PROBLEM: Can you print the data exactly and leave out each image?

═══

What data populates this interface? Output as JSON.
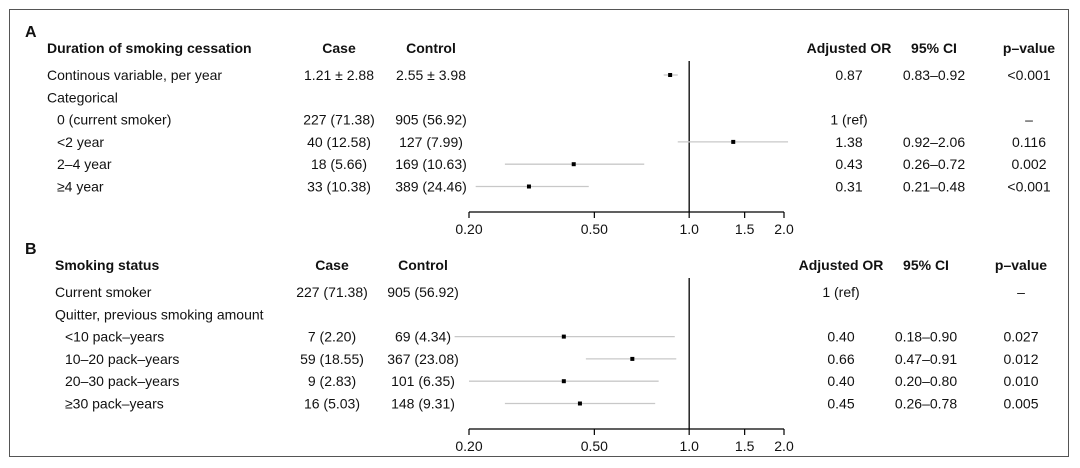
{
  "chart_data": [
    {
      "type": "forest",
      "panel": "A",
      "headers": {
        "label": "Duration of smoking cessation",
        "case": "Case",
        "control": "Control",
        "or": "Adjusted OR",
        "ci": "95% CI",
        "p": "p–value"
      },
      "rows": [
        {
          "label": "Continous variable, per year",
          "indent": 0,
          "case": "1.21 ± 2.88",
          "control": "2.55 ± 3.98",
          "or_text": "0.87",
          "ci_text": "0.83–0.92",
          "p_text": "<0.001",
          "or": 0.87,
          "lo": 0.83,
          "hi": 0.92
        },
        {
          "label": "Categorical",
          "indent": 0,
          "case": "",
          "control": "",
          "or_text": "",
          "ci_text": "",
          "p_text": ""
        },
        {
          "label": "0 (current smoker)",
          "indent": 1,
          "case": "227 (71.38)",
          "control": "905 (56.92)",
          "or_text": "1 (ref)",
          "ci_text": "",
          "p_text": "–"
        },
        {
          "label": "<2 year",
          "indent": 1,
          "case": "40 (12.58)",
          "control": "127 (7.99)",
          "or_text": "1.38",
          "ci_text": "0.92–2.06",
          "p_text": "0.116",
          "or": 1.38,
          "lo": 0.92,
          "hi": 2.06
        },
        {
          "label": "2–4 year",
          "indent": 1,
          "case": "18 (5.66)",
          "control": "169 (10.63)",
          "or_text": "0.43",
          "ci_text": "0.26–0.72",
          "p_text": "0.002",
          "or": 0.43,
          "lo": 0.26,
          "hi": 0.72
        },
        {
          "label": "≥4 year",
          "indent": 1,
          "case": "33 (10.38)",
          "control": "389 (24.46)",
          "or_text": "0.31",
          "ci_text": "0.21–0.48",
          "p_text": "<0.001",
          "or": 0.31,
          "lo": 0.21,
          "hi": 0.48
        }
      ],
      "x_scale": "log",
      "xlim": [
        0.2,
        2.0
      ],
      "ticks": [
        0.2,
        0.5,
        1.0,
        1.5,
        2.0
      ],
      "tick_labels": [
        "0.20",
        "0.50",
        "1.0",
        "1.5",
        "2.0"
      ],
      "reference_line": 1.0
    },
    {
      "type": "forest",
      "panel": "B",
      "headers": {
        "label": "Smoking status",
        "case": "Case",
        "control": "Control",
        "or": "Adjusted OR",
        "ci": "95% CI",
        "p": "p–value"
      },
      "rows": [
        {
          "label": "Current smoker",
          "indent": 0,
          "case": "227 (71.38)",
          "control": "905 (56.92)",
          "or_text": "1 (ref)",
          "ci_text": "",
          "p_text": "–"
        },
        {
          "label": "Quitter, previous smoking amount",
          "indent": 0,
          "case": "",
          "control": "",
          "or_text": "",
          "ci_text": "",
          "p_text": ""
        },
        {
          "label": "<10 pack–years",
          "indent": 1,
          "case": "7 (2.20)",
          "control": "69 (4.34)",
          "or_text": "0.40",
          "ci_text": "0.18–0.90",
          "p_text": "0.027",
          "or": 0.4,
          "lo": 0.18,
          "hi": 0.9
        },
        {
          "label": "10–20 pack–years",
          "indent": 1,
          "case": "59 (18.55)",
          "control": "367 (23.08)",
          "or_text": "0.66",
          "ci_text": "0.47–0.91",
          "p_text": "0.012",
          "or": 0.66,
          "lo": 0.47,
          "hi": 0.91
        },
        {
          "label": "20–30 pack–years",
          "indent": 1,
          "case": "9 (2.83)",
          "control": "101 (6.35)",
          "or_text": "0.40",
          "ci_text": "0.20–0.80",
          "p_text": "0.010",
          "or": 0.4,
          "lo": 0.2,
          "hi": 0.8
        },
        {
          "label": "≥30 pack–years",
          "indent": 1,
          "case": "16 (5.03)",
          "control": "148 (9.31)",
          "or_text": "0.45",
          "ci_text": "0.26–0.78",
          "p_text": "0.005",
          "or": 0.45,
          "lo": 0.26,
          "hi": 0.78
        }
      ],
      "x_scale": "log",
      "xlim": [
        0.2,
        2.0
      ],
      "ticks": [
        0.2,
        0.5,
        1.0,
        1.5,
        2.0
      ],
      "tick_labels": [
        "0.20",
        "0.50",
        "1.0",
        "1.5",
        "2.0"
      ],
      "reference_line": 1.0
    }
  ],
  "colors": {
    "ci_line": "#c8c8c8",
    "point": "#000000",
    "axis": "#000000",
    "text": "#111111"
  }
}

═══

SOLUTION TO THE PROBLEM:
What data populates this interface? Output as JSON.
{
  "chart_data": [
    {
      "type": "forest",
      "panel": "A",
      "headers": {
        "label": "Duration of smoking cessation",
        "case": "Case",
        "control": "Control",
        "or": "Adjusted OR",
        "ci": "95% CI",
        "p": "p–value"
      },
      "rows": [
        {
          "label": "Continous variable, per year",
          "indent": 0,
          "case": "1.21 ± 2.88",
          "control": "2.55 ± 3.98",
          "or_text": "0.87",
          "ci_text": "0.83–0.92",
          "p_text": "<0.001",
          "or": 0.87,
          "lo": 0.83,
          "hi": 0.92
        },
        {
          "label": "Categorical",
          "indent": 0,
          "case": "",
          "control": "",
          "or_text": "",
          "ci_text": "",
          "p_text": ""
        },
        {
          "label": "0 (current smoker)",
          "indent": 1,
          "case": "227 (71.38)",
          "control": "905 (56.92)",
          "or_text": "1 (ref)",
          "ci_text": "",
          "p_text": "–"
        },
        {
          "label": "<2 year",
          "indent": 1,
          "case": "40 (12.58)",
          "control": "127 (7.99)",
          "or_text": "1.38",
          "ci_text": "0.92–2.06",
          "p_text": "0.116",
          "or": 1.38,
          "lo": 0.92,
          "hi": 2.06
        },
        {
          "label": "2–4 year",
          "indent": 1,
          "case": "18 (5.66)",
          "control": "169 (10.63)",
          "or_text": "0.43",
          "ci_text": "0.26–0.72",
          "p_text": "0.002",
          "or": 0.43,
          "lo": 0.26,
          "hi": 0.72
        },
        {
          "label": "≥4 year",
          "indent": 1,
          "case": "33 (10.38)",
          "control": "389 (24.46)",
          "or_text": "0.31",
          "ci_text": "0.21–0.48",
          "p_text": "<0.001",
          "or": 0.31,
          "lo": 0.21,
          "hi": 0.48
        }
      ],
      "x_scale": "log",
      "xlim": [
        0.2,
        2.0
      ],
      "ticks": [
        0.2,
        0.5,
        1.0,
        1.5,
        2.0
      ],
      "tick_labels": [
        "0.20",
        "0.50",
        "1.0",
        "1.5",
        "2.0"
      ],
      "reference_line": 1.0
    },
    {
      "type": "forest",
      "panel": "B",
      "headers": {
        "label": "Smoking status",
        "case": "Case",
        "control": "Control",
        "or": "Adjusted OR",
        "ci": "95% CI",
        "p": "p–value"
      },
      "rows": [
        {
          "label": "Current smoker",
          "indent": 0,
          "case": "227 (71.38)",
          "control": "905 (56.92)",
          "or_text": "1 (ref)",
          "ci_text": "",
          "p_text": "–"
        },
        {
          "label": "Quitter, previous smoking amount",
          "indent": 0,
          "case": "",
          "control": "",
          "or_text": "",
          "ci_text": "",
          "p_text": ""
        },
        {
          "label": "<10 pack–years",
          "indent": 1,
          "case": "7 (2.20)",
          "control": "69 (4.34)",
          "or_text": "0.40",
          "ci_text": "0.18–0.90",
          "p_text": "0.027",
          "or": 0.4,
          "lo": 0.18,
          "hi": 0.9
        },
        {
          "label": "10–20 pack–years",
          "indent": 1,
          "case": "59 (18.55)",
          "control": "367 (23.08)",
          "or_text": "0.66",
          "ci_text": "0.47–0.91",
          "p_text": "0.012",
          "or": 0.66,
          "lo": 0.47,
          "hi": 0.91
        },
        {
          "label": "20–30 pack–years",
          "indent": 1,
          "case": "9 (2.83)",
          "control": "101 (6.35)",
          "or_text": "0.40",
          "ci_text": "0.20–0.80",
          "p_text": "0.010",
          "or": 0.4,
          "lo": 0.2,
          "hi": 0.8
        },
        {
          "label": "≥30 pack–years",
          "indent": 1,
          "case": "16 (5.03)",
          "control": "148 (9.31)",
          "or_text": "0.45",
          "ci_text": "0.26–0.78",
          "p_text": "0.005",
          "or": 0.45,
          "lo": 0.26,
          "hi": 0.78
        }
      ],
      "x_scale": "log",
      "xlim": [
        0.2,
        2.0
      ],
      "ticks": [
        0.2,
        0.5,
        1.0,
        1.5,
        2.0
      ],
      "tick_labels": [
        "0.20",
        "0.50",
        "1.0",
        "1.5",
        "2.0"
      ],
      "reference_line": 1.0
    }
  ],
  "colors": {
    "ci_line": "#c8c8c8",
    "point": "#000000",
    "axis": "#000000",
    "text": "#111111"
  }
}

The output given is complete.